DATA SUPPLIED below:

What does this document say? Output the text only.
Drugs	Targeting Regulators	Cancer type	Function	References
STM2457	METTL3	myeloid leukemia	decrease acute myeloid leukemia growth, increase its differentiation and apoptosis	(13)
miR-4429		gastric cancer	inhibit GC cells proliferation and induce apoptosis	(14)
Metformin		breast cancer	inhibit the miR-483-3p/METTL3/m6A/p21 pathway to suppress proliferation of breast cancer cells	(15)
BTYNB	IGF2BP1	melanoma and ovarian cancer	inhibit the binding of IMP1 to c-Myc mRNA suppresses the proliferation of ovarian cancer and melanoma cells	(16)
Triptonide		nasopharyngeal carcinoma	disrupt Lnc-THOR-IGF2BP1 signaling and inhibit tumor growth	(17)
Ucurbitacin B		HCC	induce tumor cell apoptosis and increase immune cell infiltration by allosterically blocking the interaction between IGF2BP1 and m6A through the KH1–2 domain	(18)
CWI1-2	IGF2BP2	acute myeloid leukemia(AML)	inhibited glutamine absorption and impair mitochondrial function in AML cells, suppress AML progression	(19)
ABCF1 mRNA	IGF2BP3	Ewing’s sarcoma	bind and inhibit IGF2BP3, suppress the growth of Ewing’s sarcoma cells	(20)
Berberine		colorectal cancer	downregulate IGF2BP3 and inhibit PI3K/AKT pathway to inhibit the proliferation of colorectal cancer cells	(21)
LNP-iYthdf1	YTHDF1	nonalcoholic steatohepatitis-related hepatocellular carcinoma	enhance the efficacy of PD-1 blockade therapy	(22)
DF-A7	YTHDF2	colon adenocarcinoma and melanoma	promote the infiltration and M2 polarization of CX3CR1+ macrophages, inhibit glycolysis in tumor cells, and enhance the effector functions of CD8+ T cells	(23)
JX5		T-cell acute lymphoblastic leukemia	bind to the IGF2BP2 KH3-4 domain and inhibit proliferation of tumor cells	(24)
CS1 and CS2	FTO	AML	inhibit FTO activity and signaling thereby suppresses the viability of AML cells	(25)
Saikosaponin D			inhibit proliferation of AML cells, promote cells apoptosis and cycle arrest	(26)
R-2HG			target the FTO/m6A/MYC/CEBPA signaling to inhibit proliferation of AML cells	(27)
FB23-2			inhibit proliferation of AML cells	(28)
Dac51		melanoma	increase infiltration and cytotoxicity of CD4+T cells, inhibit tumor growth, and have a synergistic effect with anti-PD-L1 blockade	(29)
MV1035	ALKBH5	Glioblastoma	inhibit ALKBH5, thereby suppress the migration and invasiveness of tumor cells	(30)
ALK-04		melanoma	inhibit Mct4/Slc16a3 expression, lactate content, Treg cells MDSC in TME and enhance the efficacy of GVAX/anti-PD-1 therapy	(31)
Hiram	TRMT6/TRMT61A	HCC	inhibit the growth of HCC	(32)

End of DATA SUPPLIED.

» INSTRUCTIONS FOR THE TASK
Output each record exactly, leaving nothing out.

» RESPONSE TO THE EXERCISE
What does this document say? Output the text only.
Drugs	Targeting Regulators	Cancer type	Function	References
STM2457	METTL3	myeloid leukemia	decrease acute myeloid leukemia growth, increase its differentiation and apoptosis	(13)
miR-4429		gastric cancer	inhibit GC cells proliferation and induce apoptosis	(14)
Metformin		breast cancer	inhibit the miR-483-3p/METTL3/m6A/p21 pathway to suppress proliferation of breast cancer cells	(15)
BTYNB	IGF2BP1	melanoma and ovarian cancer	inhibit the binding of IMP1 to c-Myc mRNA suppresses the proliferation of ovarian cancer and melanoma cells	(16)
Triptonide		nasopharyngeal carcinoma	disrupt Lnc-THOR-IGF2BP1 signaling and inhibit tumor growth	(17)
Ucurbitacin B		HCC	induce tumor cell apoptosis and increase immune cell infiltration by allosterically blocking the interaction between IGF2BP1 and m6A through the KH1–2 domain	(18)
CWI1-2	IGF2BP2	acute myeloid leukemia(AML)	inhibited glutamine absorption and impair mitochondrial function in AML cells, suppress AML progression	(19)
ABCF1 mRNA	IGF2BP3	Ewing’s sarcoma	bind and inhibit IGF2BP3, suppress the growth of Ewing’s sarcoma cells	(20)
Berberine		colorectal cancer	downregulate IGF2BP3 and inhibit PI3K/AKT pathway to inhibit the proliferation of colorectal cancer cells	(21)
LNP-iYthdf1	YTHDF1	nonalcoholic steatohepatitis-related hepatocellular carcinoma	enhance the efficacy of PD-1 blockade therapy	(22)
DF-A7	YTHDF2	colon adenocarcinoma and melanoma	promote the infiltration and M2 polarization of CX3CR1+ macrophages, inhibit glycolysis in tumor cells, and enhance the effector functions of CD8+ T cells	(23)
JX5		T-cell acute lymphoblastic leukemia	bind to the IGF2BP2 KH3-4 domain and inhibit proliferation of tumor cells	(24)
CS1 and CS2	FTO	AML	inhibit FTO activity and signaling thereby suppresses the viability of AML cells	(25)
Saikosaponin D			inhibit proliferation of AML cells, promote cells apoptosis and cycle arrest	(26)
R-2HG			target the FTO/m6A/MYC/CEBPA signaling to inhibit proliferation of AML cells	(27)
FB23-2			inhibit proliferation of AML cells	(28)
Dac51		melanoma	increase infiltration and cytotoxicity of CD4+T cells, inhibit tumor growth, and have a synergistic effect with anti-PD-L1 blockade	(29)
MV1035	ALKBH5	Glioblastoma	inhibit ALKBH5, thereby suppress the migration and invasiveness of tumor cells	(30)
ALK-04		melanoma	inhibit Mct4/Slc16a3 expression, lactate content, Treg cells MDSC in TME and enhance the efficacy of GVAX/anti-PD-1 therapy	(31)
Hiram	TRMT6/TRMT61A	HCC	inhibit the growth of HCC	(32)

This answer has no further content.